-- What is needed --
Output the rows as a JSON list of strings, one string per line with blank lines omitted, beginning at the line that contains "mrs-y-tick-label: 0.0 xyxy=(57,947,98,977)" and ending after the line that contains "price-y-tick-label: 30 xyxy=(65,719,98,749)".

-- Data to process --
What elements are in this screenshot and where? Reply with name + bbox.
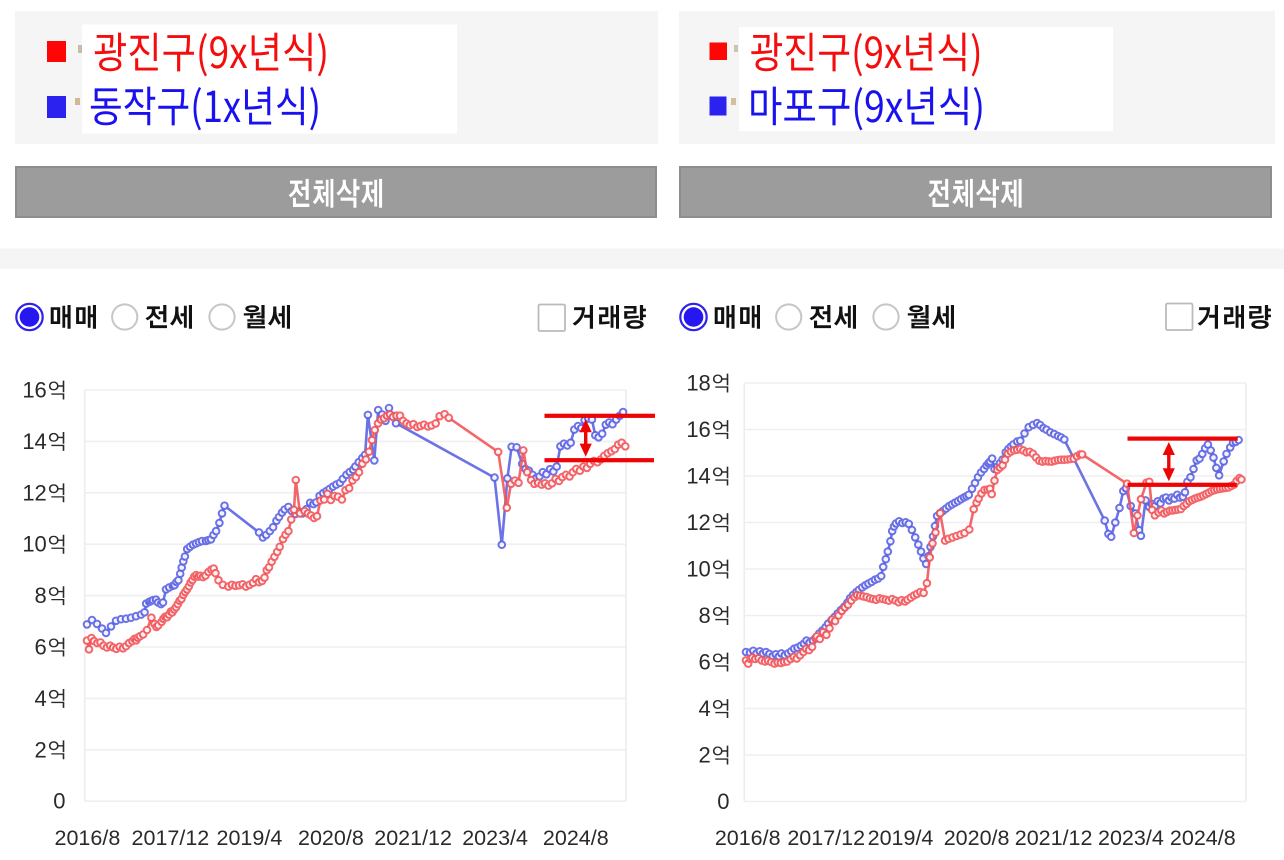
svg-text:2024/8: 2024/8 [1170,826,1236,850]
svg-text:2021/12: 2021/12 [374,826,452,850]
svg-text:2020/8: 2020/8 [298,826,364,850]
svg-text:2019/4: 2019/4 [217,826,283,850]
svg-text:18: 18 [686,371,710,396]
svg-text:2: 2 [699,743,711,768]
svg-text:8: 8 [699,603,711,628]
svg-text:6: 6 [35,635,47,660]
svg-text:12: 12 [22,480,46,505]
svg-text:2017/12: 2017/12 [132,826,210,850]
svg-text:2023/4: 2023/4 [462,826,528,850]
svg-text:2024/8: 2024/8 [543,826,609,850]
svg-text:2: 2 [35,737,47,762]
svg-text:0: 0 [53,789,65,814]
svg-text:16: 16 [22,378,46,403]
svg-text:12: 12 [686,510,710,535]
svg-text:2016/8: 2016/8 [715,826,781,850]
svg-text:2020/8: 2020/8 [944,826,1010,850]
svg-text:0: 0 [717,789,729,814]
svg-text:4: 4 [35,686,47,711]
svg-text:6: 6 [699,650,711,675]
svg-text:2019/4: 2019/4 [868,826,934,850]
svg-text:2021/12: 2021/12 [1015,826,1093,850]
svg-text:2017/12: 2017/12 [787,826,865,850]
svg-text:16: 16 [686,417,710,442]
svg-text:2023/4: 2023/4 [1098,826,1164,850]
svg-text:14: 14 [22,429,46,454]
svg-text:4: 4 [699,696,711,721]
svg-text:10: 10 [22,532,46,557]
svg-text:14: 14 [686,464,710,489]
svg-text:8: 8 [35,583,47,608]
svg-text:2016/8: 2016/8 [55,826,121,850]
svg-text:10: 10 [686,557,710,582]
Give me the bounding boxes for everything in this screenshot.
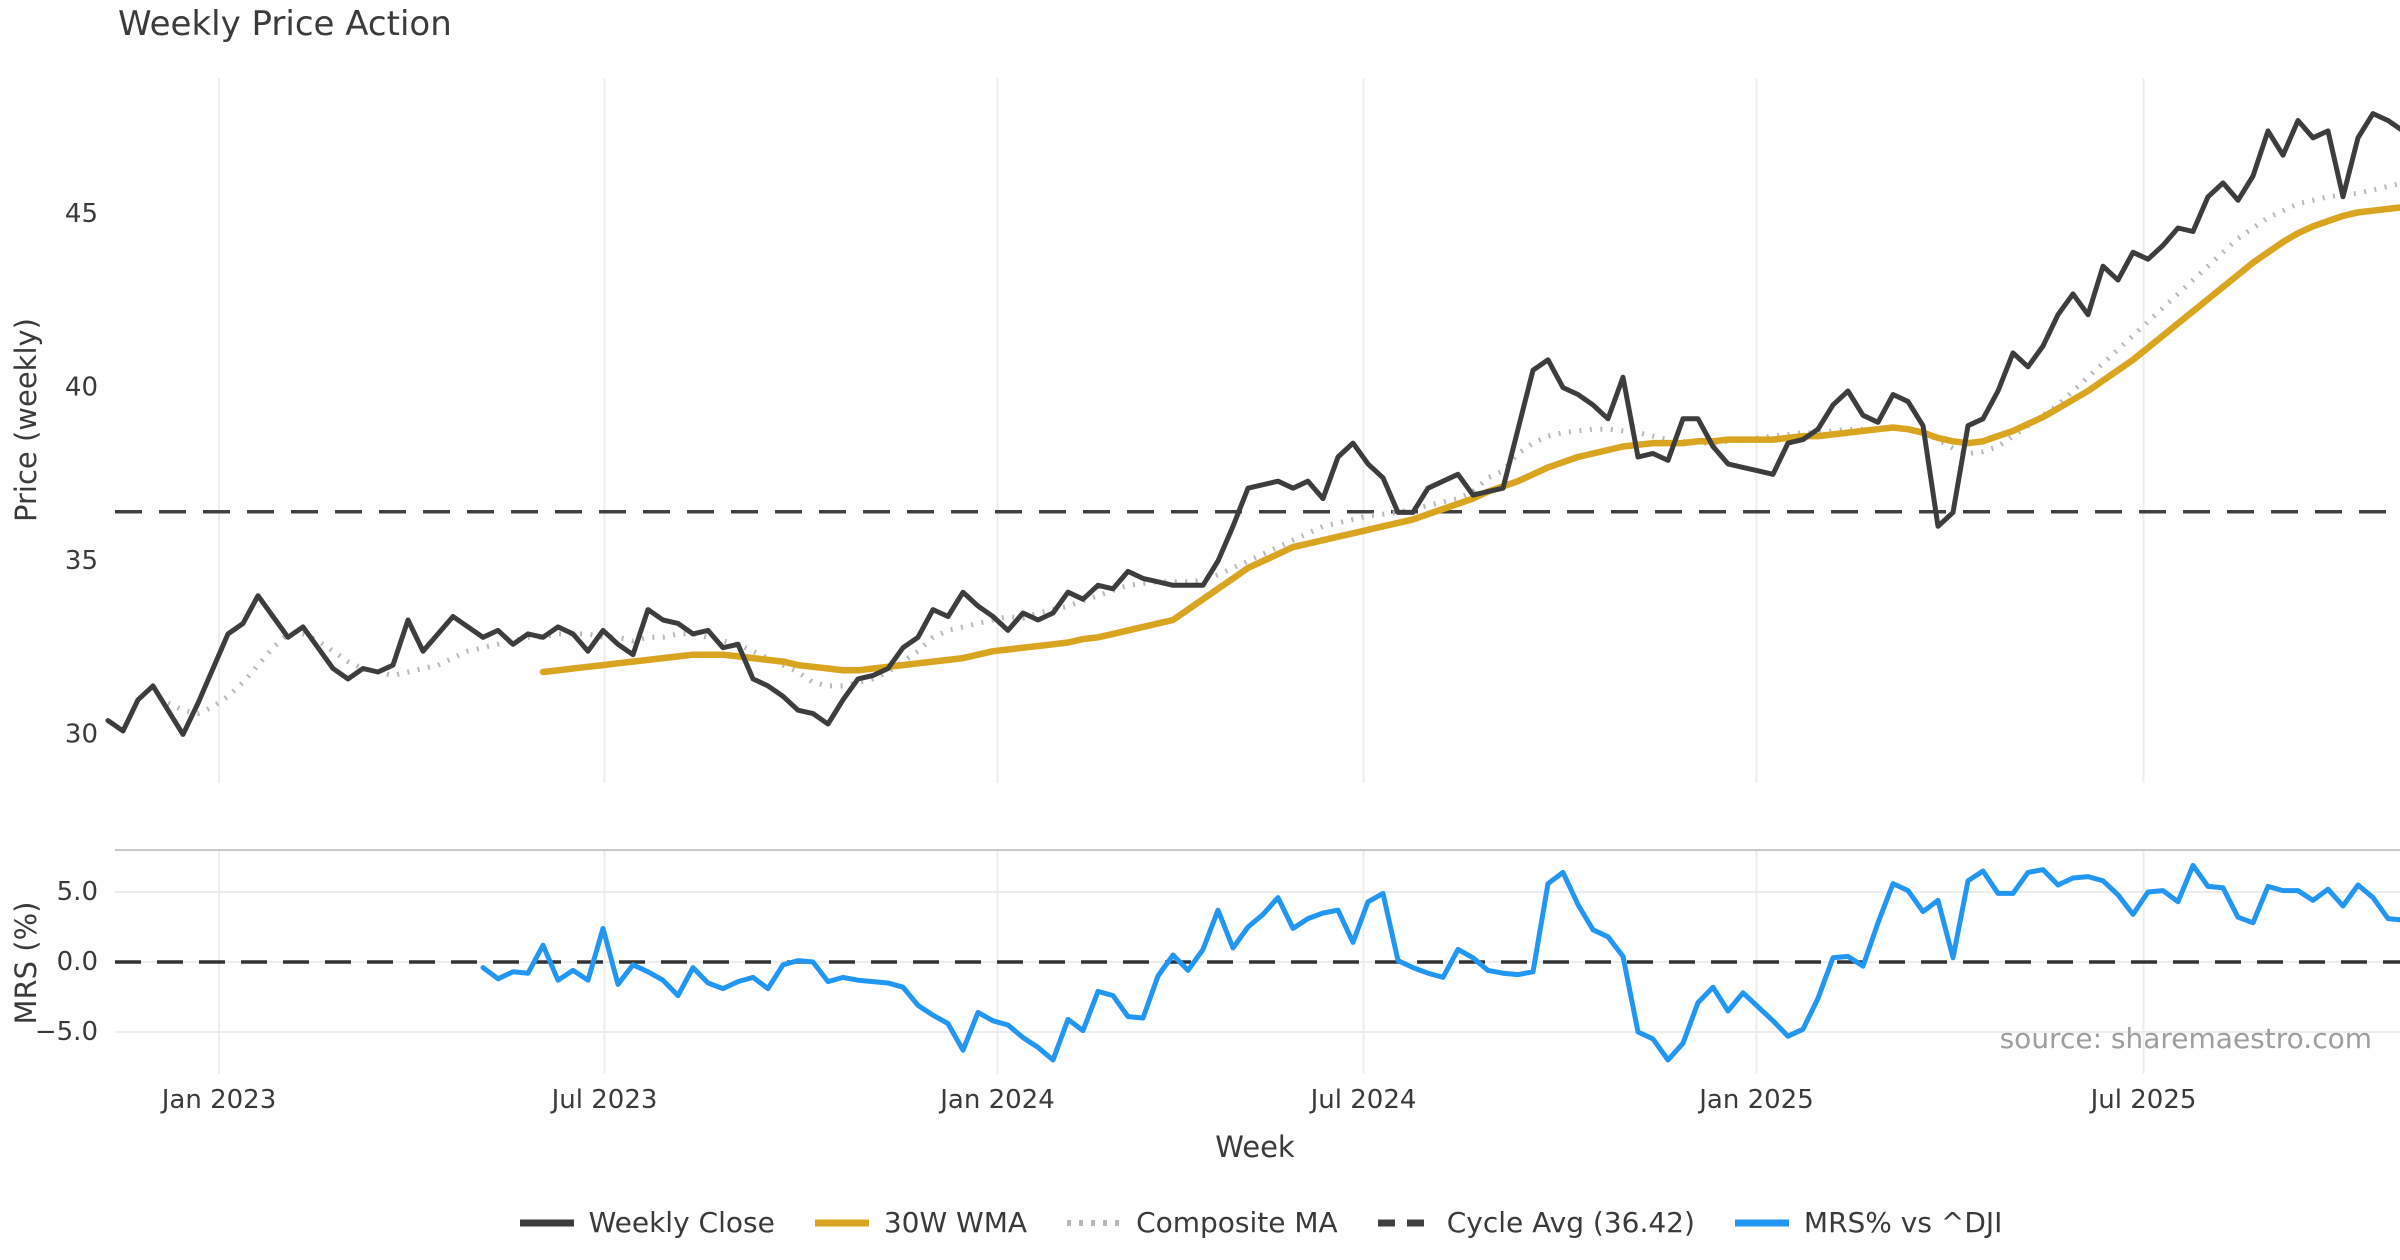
mrs-y-tick-label: 0.0 xyxy=(57,947,98,977)
x-tick-label: Jul 2024 xyxy=(1309,1085,1417,1115)
legend-swatch-icon xyxy=(519,1219,574,1226)
chart-title: Weekly Price Action xyxy=(118,4,452,44)
legend-swatch-icon xyxy=(1734,1219,1789,1226)
x-tick-label: Jan 2023 xyxy=(160,1085,277,1115)
legend-label: MRS% vs ^DJI xyxy=(1803,1206,2003,1239)
legend-label: 30W WMA xyxy=(883,1206,1028,1239)
price-y-axis-label: Price (weekly) xyxy=(9,317,43,523)
legend-swatch-icon xyxy=(1067,1219,1122,1226)
legend-label: Weekly Close xyxy=(588,1206,775,1239)
legend-item-composite-ma: Composite MA xyxy=(1065,1206,1338,1239)
x-tick-label: Jul 2023 xyxy=(550,1085,658,1115)
x-axis-label: Week xyxy=(1215,1130,1295,1164)
wma-line xyxy=(539,204,2400,676)
price-y-tick-label: 35 xyxy=(65,546,98,576)
mrs-y-tick-label: 5.0 xyxy=(57,877,98,907)
chart-legend: Weekly Close 30W WMA Composite MA Cycle Avg… xyxy=(0,1206,2400,1239)
legend-item-weekly-close: Weekly Close xyxy=(518,1206,775,1239)
legend-label: Composite MA xyxy=(1136,1206,1338,1239)
mrs-line xyxy=(480,862,2400,1063)
x-tick-label: Jul 2025 xyxy=(2089,1085,2197,1115)
legend-item-mrs-vs-dji: MRS% vs ^DJI xyxy=(1733,1206,2003,1239)
legend-label: Cycle Avg (36.42) xyxy=(1446,1206,1695,1239)
price-y-tick-label: 45 xyxy=(65,199,98,229)
price-y-tick-label: 30 xyxy=(65,719,98,749)
source-note: source: sharemaestro.com xyxy=(1999,1022,2372,1055)
legend-item-30w-wma: 30W WMA xyxy=(813,1206,1027,1239)
x-tick-label: Jan 2024 xyxy=(938,1085,1055,1115)
price-y-tick-label: 40 xyxy=(65,373,98,403)
weekly-close-line xyxy=(105,111,2400,737)
x-tick-label: Jan 2025 xyxy=(1697,1085,1814,1115)
mrs-y-tick-label: −5.0 xyxy=(35,1017,98,1047)
legend-swatch-icon xyxy=(1377,1219,1432,1226)
mrs-y-axis-label: MRS (%) xyxy=(9,901,43,1025)
legend-item-cycle-avg-36-42-: Cycle Avg (36.42) xyxy=(1376,1206,1695,1239)
legend-swatch-icon xyxy=(814,1219,869,1226)
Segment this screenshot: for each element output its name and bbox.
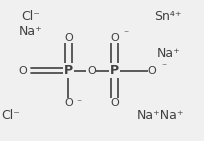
Text: Cl⁻: Cl⁻ <box>21 10 40 23</box>
Text: ⁻: ⁻ <box>76 98 81 108</box>
Text: O: O <box>64 33 73 43</box>
Text: O: O <box>148 66 156 75</box>
Text: O: O <box>18 66 27 75</box>
Text: Na⁺: Na⁺ <box>156 47 180 60</box>
Text: Cl⁻: Cl⁻ <box>1 109 20 122</box>
Text: Sn⁴⁺: Sn⁴⁺ <box>154 10 182 23</box>
Text: P: P <box>110 64 119 77</box>
Text: Na⁺Na⁺: Na⁺Na⁺ <box>136 109 184 122</box>
Text: Na⁺: Na⁺ <box>19 25 42 38</box>
Text: O: O <box>110 33 119 43</box>
Text: O: O <box>110 98 119 108</box>
Text: P: P <box>64 64 73 77</box>
Text: O: O <box>64 98 73 108</box>
Text: O: O <box>87 66 96 75</box>
Text: ⁻: ⁻ <box>124 29 129 39</box>
Text: ⁻: ⁻ <box>162 63 167 73</box>
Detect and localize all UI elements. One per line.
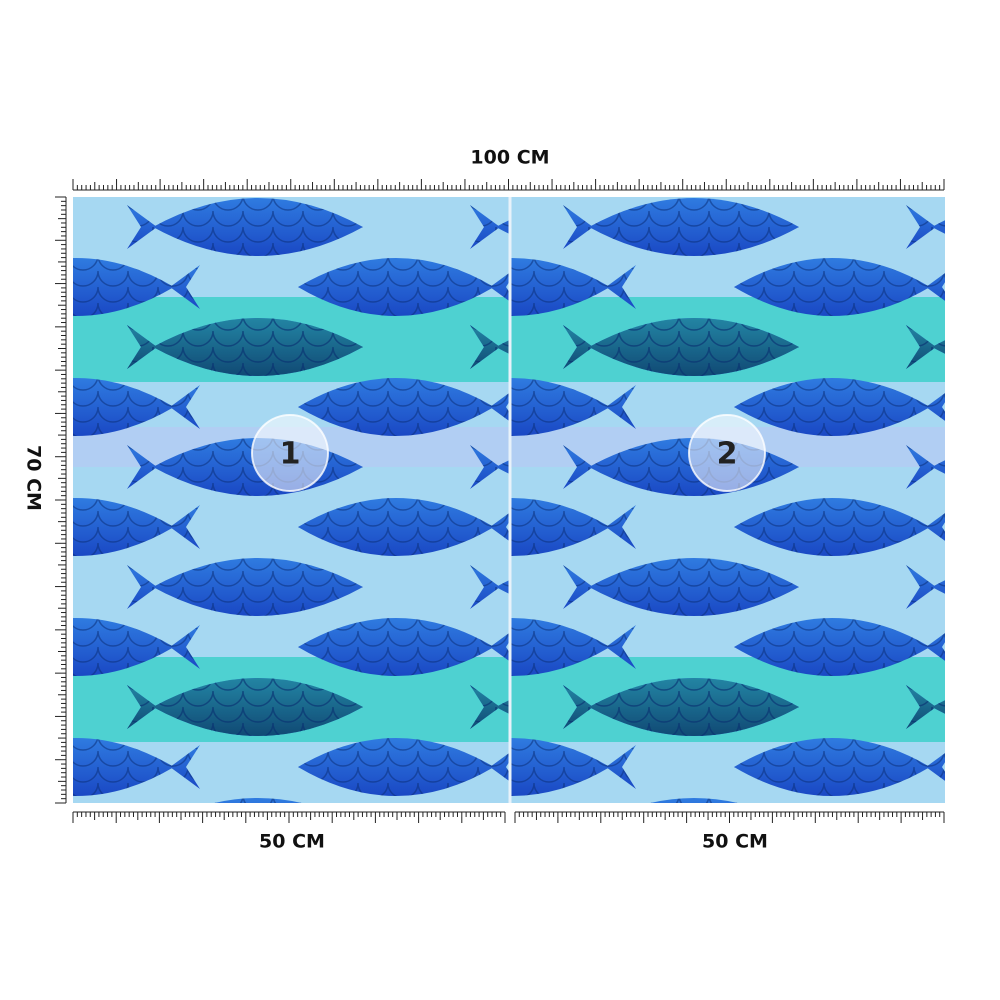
panel-width-label: 50 CM: [702, 831, 768, 853]
width-label: 100 CM: [470, 147, 549, 169]
panel-number: 1: [280, 437, 301, 472]
panel-width-label: 50 CM: [259, 831, 325, 853]
rulers: [55, 179, 945, 823]
panel-number: 2: [717, 437, 738, 472]
height-label: 70 CM: [23, 445, 45, 511]
panel-badge: [251, 414, 329, 492]
panel-badge: [688, 414, 766, 492]
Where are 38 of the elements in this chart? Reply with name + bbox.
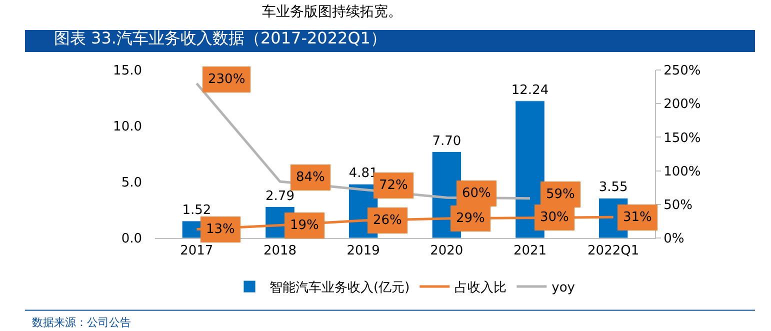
y-tick-label: 10.0 (113, 120, 142, 135)
y-tick-label: 0.0 (121, 232, 142, 247)
y2-tick-label: 100% (664, 164, 701, 180)
y-tick-label: 5.0 (121, 176, 142, 191)
legend-label: 智能汽车业务收入(亿元) (270, 280, 410, 296)
y2-tick-label: 200% (664, 97, 701, 112)
text: 车业务版图持续拓宽。 (262, 4, 402, 20)
data-label: 29% (456, 211, 485, 226)
x-tick-label: 2020 (430, 244, 464, 259)
data-label: 31% (623, 210, 652, 225)
data-label: 230% (208, 72, 246, 87)
data-label: 2.79 (266, 188, 294, 204)
data-label: 19% (290, 218, 319, 233)
y2-tick-label: 50% (664, 198, 693, 213)
data-label: 13% (206, 222, 235, 237)
data-label: 3.55 (598, 180, 628, 196)
data-label: 1.52 (182, 202, 212, 218)
x-tick-label: 2019 (346, 244, 380, 259)
y-tick-label: 15.0 (113, 64, 142, 79)
x-tick-label: 2018 (263, 244, 297, 259)
data-label: 7.70 (432, 134, 462, 149)
data-label: 26% (373, 213, 402, 228)
y2-tick-label: 0% (664, 232, 684, 247)
legend-label: yoy (552, 280, 576, 296)
data-label: 84% (296, 170, 325, 185)
chart-title: 图表 33.汽车业务收入数据（2017-2022Q1） (54, 28, 386, 48)
x-tick-label: 2021 (513, 244, 547, 259)
data-label: 59% (546, 187, 575, 202)
legend-label: 占收入比 (454, 280, 507, 296)
data-label: 60% (462, 186, 491, 201)
x-tick-label: 2022Q1 (588, 244, 640, 259)
data-label: 72% (379, 178, 408, 193)
x-tick-label: 2017 (180, 244, 214, 259)
y2-tick-label: 250% (664, 64, 701, 79)
source-note: 数据来源：公司公告 (32, 316, 131, 329)
data-label: 30% (540, 210, 569, 225)
y2-tick-label: 150% (664, 130, 701, 146)
data-label: 12.24 (511, 82, 549, 98)
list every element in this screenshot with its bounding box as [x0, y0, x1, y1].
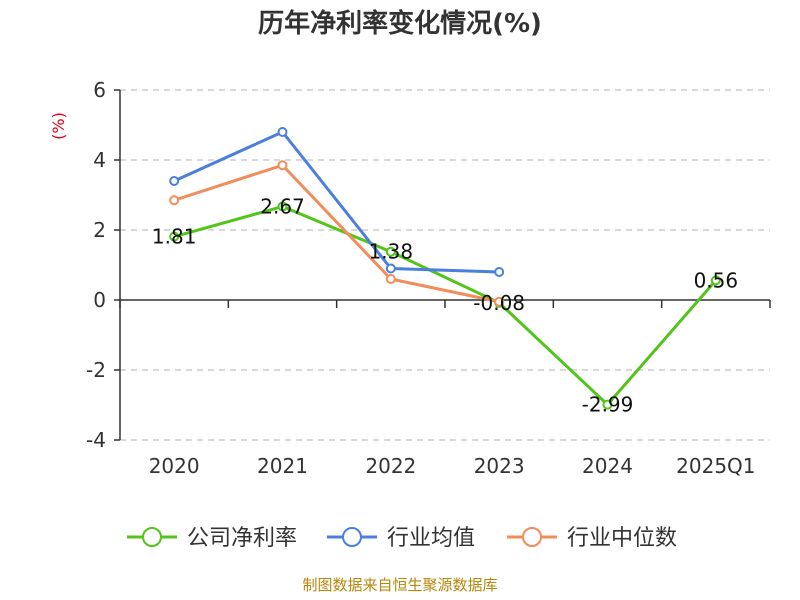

-- Answer to the task --
[
  "mrs-y-tick-label: 0.0 xyxy=(57,947,98,977)",
  "x-tick-label: Jul 2024 xyxy=(1309,1085,1417,1115)",
  "legend-swatch-icon xyxy=(519,1219,574,1226)",
  "chart-title: Weekly Price Action xyxy=(118,4,452,44)",
  "legend-swatch-icon xyxy=(1734,1219,1789,1226)",
  "x-tick-label: Jan 2023 xyxy=(160,1085,277,1115)",
  "legend-label: MRS% vs ^DJI xyxy=(1803,1206,2003,1239)",
  "legend-label: 30W WMA xyxy=(883,1206,1028,1239)",
  "price-y-axis-label: Price (weekly) xyxy=(9,317,43,523)",
  "legend-swatch-icon xyxy=(1067,1219,1122,1226)",
  "legend-label: Weekly Close xyxy=(588,1206,775,1239)",
  "legend-item-composite-ma: Composite MA xyxy=(1065,1206,1338,1239)",
  "x-tick-label: Jul 2023 xyxy=(550,1085,658,1115)",
  "x-axis-label: Week xyxy=(1215,1130,1295,1164)",
  "wma-line xyxy=(539,204,2400,676)",
  "price-y-tick-label: 35 xyxy=(65,546,98,576)",
  "mrs-y-tick-label: 5.0 xyxy=(57,877,98,907)",
  "chart-legend: Weekly Close 30W WMA Composite MA Cycle Avg… xyxy=(0,1206,2400,1239)",
  "legend-item-weekly-close: Weekly Close xyxy=(518,1206,775,1239)",
  "legend-label: Composite MA xyxy=(1136,1206,1338,1239)",
  "mrs-line xyxy=(480,862,2400,1063)",
  "x-tick-label: Jul 2025 xyxy=(2089,1085,2197,1115)",
  "legend-item-mrs-vs-dji: MRS% vs ^DJI xyxy=(1733,1206,2003,1239)",
  "legend-label: Cycle Avg (36.42) xyxy=(1446,1206,1695,1239)",
  "price-y-tick-label: 45 xyxy=(65,199,98,229)",
  "price-y-tick-label: 30 xyxy=(65,719,98,749)"
]